---------- Text provided

When acids and/or bases are neutralized, the acidic component (generally H+) combines with the basic component (often OH-). When H+ and OH- combine, water forms, and a salt forms from the combination of the opposing cation and anion.
In this case, the neutralization reaction follows the above scheme:
H2SO4 + 2 KOH --> K2SO4 + 2 H2O
Note that the reaction above is balanced by adding coefficients to equalize the number of each atom on both sides.
Next, we can follow the stoichiometry in the above reaction to determine how many moles of each reactant are consumed. Since H2SO4 is a strong acid, the reaction will proceed until at least one reactant is fully consumed.
0.250 L * 0.500 mol/L = 0.125 mol
0.200 L * 0.240 mol/L = 0.048 mol
0.250 L + 0.200 L = 0.450 L
With the phrasing of the question, let's assume that all of the KOH is consumed and some H2SO4 is left over. Starting with the amount of KOH that is mixed, let's see how much H2SO4 can be consumed:
0.048 mol KOH consumed * (1 mol H2SO4 consumed / 2 mol KOH consumed) = 0.024 mol H2SO4 consumed
This is less than the starting amount of H2SO4. Let's see how much is left over and then find the concentration using the previously calculated total volume.
H2SO4 left = 0.125 mol - 0.024 mol = 0.101 mol
H2SO4 conc = 0.101 mol / 0.450 L = 0.0224

--------------------

--- Stated problem ---
Transcribe the neutralization explanation word for word, from "Next, we can" up to and including "calculated total volume.".

---------- Records supplied

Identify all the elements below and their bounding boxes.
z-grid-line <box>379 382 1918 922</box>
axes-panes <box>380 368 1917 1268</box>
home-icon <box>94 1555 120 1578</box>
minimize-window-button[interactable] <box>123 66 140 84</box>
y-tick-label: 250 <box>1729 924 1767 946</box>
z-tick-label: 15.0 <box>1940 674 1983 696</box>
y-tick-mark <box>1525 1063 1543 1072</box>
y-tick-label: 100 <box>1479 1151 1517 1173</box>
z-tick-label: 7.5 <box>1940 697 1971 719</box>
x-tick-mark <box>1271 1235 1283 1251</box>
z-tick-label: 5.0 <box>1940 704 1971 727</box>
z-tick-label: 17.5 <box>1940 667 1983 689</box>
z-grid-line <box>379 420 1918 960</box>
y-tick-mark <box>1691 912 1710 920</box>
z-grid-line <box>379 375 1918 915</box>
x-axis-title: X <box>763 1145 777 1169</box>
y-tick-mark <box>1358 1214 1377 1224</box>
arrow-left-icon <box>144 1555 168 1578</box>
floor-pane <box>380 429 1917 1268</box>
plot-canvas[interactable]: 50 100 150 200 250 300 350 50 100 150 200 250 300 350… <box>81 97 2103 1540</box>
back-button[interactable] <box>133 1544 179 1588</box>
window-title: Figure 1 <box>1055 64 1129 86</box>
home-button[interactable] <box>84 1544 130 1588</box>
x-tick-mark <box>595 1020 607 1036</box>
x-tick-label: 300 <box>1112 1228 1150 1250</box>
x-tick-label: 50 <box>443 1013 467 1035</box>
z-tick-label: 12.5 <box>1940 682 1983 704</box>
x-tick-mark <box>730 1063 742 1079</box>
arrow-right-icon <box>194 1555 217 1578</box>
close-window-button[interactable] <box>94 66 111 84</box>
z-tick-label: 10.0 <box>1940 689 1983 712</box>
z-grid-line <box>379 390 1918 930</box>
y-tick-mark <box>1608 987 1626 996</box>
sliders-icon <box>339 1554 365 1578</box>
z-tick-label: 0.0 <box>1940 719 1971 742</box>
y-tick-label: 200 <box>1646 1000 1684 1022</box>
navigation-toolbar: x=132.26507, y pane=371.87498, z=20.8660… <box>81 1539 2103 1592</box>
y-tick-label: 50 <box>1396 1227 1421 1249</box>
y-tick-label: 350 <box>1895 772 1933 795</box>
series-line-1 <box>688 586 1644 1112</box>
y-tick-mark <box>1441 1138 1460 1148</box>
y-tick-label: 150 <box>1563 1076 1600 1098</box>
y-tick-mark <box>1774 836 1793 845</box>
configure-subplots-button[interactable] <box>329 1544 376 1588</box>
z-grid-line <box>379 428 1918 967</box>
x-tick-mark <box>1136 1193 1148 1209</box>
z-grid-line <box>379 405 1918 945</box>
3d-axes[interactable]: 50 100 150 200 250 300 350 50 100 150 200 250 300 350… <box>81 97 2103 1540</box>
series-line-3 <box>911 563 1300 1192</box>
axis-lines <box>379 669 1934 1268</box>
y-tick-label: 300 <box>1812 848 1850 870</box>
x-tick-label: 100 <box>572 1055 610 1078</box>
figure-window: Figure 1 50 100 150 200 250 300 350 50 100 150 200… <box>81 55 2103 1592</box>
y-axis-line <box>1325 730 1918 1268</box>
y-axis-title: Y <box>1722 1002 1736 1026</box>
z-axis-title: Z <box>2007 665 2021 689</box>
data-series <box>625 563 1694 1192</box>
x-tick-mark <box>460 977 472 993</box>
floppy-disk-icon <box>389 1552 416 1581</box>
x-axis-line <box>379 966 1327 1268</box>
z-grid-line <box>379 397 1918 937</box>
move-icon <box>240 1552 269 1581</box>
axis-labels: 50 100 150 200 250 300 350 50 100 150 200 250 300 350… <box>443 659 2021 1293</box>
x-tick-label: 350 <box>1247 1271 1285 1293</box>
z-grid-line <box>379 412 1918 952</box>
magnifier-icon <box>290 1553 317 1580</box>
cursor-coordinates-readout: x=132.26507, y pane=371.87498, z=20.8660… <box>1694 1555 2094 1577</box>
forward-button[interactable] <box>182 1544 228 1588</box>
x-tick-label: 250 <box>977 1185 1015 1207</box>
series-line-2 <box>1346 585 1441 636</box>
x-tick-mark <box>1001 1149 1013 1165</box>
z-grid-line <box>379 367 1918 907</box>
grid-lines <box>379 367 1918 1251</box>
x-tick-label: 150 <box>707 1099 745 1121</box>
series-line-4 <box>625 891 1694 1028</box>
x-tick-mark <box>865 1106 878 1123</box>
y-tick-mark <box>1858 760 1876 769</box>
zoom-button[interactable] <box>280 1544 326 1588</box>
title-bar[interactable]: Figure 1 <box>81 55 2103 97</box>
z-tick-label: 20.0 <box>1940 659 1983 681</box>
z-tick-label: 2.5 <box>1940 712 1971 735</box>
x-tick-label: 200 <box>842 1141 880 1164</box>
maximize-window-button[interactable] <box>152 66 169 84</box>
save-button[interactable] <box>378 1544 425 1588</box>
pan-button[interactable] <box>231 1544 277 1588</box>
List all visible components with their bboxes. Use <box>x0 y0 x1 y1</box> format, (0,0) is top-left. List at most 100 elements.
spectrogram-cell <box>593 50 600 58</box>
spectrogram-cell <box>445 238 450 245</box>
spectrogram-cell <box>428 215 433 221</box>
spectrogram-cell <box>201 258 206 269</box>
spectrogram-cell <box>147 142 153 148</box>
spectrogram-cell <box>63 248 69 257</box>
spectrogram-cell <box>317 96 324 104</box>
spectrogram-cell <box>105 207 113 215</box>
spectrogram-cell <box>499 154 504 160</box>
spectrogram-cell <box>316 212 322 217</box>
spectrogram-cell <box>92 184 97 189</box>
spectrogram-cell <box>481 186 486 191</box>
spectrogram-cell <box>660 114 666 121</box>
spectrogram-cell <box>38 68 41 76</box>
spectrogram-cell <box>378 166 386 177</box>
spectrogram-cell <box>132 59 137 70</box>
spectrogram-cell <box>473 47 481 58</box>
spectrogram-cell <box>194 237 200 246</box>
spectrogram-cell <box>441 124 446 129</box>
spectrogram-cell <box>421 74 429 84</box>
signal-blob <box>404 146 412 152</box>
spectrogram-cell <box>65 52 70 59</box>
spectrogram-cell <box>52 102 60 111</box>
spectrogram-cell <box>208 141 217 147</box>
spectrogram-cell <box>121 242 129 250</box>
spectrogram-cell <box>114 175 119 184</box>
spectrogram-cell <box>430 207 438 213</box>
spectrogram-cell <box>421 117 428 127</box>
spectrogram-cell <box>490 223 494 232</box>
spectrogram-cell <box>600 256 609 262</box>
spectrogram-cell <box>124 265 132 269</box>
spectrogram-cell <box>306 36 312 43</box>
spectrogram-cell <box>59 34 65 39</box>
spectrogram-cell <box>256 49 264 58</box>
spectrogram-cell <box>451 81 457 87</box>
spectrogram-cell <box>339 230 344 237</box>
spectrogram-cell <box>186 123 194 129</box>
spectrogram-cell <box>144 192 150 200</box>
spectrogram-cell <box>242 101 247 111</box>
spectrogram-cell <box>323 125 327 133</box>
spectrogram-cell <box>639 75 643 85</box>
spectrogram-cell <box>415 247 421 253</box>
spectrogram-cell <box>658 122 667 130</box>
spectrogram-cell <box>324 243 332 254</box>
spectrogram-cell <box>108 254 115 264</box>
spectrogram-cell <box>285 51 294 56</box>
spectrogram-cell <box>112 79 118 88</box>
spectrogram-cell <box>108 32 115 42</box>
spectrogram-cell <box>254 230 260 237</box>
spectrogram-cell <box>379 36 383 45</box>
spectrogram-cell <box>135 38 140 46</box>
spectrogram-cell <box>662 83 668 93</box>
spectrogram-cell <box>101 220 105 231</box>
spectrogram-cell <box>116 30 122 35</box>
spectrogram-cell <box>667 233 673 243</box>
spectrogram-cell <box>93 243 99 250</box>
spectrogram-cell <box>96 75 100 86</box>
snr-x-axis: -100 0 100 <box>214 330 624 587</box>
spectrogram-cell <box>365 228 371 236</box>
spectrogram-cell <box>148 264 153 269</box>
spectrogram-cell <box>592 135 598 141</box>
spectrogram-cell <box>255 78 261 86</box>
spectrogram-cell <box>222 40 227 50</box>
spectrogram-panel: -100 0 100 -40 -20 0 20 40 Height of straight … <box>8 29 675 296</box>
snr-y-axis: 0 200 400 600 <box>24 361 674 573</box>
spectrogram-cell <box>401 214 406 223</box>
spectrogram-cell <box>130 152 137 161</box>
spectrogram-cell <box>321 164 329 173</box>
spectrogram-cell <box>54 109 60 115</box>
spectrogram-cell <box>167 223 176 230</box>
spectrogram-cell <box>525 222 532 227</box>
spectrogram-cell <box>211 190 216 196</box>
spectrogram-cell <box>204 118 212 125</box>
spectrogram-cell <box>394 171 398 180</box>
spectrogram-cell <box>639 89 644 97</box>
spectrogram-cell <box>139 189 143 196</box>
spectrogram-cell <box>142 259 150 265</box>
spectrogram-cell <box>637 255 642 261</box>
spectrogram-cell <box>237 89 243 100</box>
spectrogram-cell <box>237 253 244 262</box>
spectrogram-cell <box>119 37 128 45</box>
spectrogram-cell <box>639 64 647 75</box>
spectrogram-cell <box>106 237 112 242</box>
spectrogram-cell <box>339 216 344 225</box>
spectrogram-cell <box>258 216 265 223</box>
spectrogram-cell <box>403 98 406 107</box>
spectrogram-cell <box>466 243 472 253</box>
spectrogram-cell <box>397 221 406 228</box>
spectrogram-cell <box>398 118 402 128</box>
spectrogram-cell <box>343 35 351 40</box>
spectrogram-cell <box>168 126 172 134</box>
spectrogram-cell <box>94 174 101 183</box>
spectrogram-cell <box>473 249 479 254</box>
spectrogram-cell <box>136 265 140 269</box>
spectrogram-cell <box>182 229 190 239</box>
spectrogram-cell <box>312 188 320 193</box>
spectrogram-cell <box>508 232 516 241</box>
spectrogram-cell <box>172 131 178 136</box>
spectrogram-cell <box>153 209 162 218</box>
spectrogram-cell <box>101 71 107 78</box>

--------------------

--- Exercise answer ---
Next, we can follow the stoichiometry in the above reaction to determine how many moles of each reactant are consumed. Since H2SO4 is a strong acid, the reaction will proceed until at least one reactant is fully consumed.
0.250 L * 0.500 mol/L = 0.125 mol
0.200 L * 0.240 mol/L = 0.048 mol
0.250 L + 0.200 L = 0.450 L
With the phrasing of the question, let's assume that all of the KOH is consumed and some H2SO4 is left over. Starting with the amount of KOH that is mixed, let's see how much H2SO4 can be consumed:
0.048 mol KOH consumed * (1 mol H2SO4 consumed / 2 mol KOH consumed) = 0.024 mol H2SO4 consumed
This is less than the starting amount of H2SO4. Let's see how much is left over and then find the concentration using the previously calculated total volume.